___ Stored records ___

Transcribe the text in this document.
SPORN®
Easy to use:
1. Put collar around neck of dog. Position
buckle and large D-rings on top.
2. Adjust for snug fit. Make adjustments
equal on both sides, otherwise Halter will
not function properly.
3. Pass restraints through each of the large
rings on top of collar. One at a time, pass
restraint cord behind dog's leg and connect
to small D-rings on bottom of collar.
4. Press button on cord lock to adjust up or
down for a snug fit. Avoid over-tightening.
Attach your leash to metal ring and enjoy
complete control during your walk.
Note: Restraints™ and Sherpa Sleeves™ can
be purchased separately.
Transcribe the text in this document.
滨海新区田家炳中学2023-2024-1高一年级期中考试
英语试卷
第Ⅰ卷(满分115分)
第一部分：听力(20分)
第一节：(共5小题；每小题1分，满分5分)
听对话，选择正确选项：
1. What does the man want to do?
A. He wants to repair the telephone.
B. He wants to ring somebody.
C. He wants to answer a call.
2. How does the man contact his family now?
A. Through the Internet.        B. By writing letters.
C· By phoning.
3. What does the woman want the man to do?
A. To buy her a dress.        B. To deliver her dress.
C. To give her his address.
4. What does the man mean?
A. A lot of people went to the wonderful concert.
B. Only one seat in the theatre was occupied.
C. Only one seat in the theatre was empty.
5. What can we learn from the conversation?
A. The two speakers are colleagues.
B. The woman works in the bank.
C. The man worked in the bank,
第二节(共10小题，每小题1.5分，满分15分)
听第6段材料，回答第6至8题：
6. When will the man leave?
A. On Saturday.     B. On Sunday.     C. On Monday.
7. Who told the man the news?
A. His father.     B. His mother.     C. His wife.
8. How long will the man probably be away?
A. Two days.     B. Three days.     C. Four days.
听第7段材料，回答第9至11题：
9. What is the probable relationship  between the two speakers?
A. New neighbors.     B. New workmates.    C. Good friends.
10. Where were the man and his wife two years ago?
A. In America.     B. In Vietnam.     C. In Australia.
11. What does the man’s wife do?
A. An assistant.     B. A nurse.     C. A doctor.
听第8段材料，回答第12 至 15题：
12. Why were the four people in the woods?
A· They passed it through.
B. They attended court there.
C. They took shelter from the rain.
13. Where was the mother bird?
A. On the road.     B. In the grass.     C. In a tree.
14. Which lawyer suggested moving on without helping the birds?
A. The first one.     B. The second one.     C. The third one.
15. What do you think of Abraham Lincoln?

___

### Task prompt
Write out the records shown above, exactly as they appear.

### Full answer
Transcribe the text in this document.
SPORN®
Easy to use:
1. Put collar around neck of dog. Position
buckle and large D-rings on top.
2. Adjust for snug fit. Make adjustments
equal on both sides, otherwise Halter will
not function properly.
3. Pass restraints through each of the large
rings on top of collar. One at a time, pass
restraint cord behind dog's leg and connect
to small D-rings on bottom of collar.
4. Press button on cord lock to adjust up or
down for a snug fit. Avoid over-tightening.
Attach your leash to metal ring and enjoy
complete control during your walk.
Note: Restraints™ and Sherpa Sleeves™ can
be purchased separately.
Transcribe the text in this document.
滨海新区田家炳中学2023-2024-1高一年级期中考试
英语试卷
第Ⅰ卷(满分115分)
第一部分：听力(20分)
第一节：(共5小题；每小题1分，满分5分)
听对话，选择正确选项：
1. What does the man want to do?
A. He wants to repair the telephone.
B. He wants to ring somebody.
C. He wants to answer a call.
2. How does the man contact his family now?
A. Through the Internet.        B. By writing letters.
C· By phoning.
3. What does the woman want the man to do?
A. To buy her a dress.        B. To deliver her dress.
C. To give her his address.
4. What does the man mean?
A. A lot of people went to the wonderful concert.
B. Only one seat in the theatre was occupied.
C. Only one seat in the theatre was empty.
5. What can we learn from the conversation?
A. The two speakers are colleagues.
B. The woman works in the bank.
C. The man worked in the bank,
第二节(共10小题，每小题1.5分，满分15分)
听第6段材料，回答第6至8题：
6. When will the man leave?
A. On Saturday.     B. On Sunday.     C. On Monday.
7. Who told the man the news?
A. His father.     B. His mother.     C. His wife.
8. How long will the man probably be away?
A. Two days.     B. Three days.     C. Four days.
听第7段材料，回答第9至11题：
9. What is the probable relationship  between the two speakers?
A. New neighbors.     B. New workmates.    C. Good friends.
10. Where were the man and his wife two years ago?
A. In America.     B. In Vietnam.     C. In Australia.
11. What does the man’s wife do?
A. An assistant.     B. A nurse.     C. A doctor.
听第8段材料，回答第12 至 15题：
12. Why were the four people in the woods?
A· They passed it through.
B. They attended court there.
C. They took shelter from the rain.
13. Where was the mother bird?
A. On the road.     B. In the grass.     C. In a tree.
14. Which lawyer suggested moving on without helping the birds?
A. The first one.     B. The second one.     C. The third one.
15. What do you think of Abraham Lincoln?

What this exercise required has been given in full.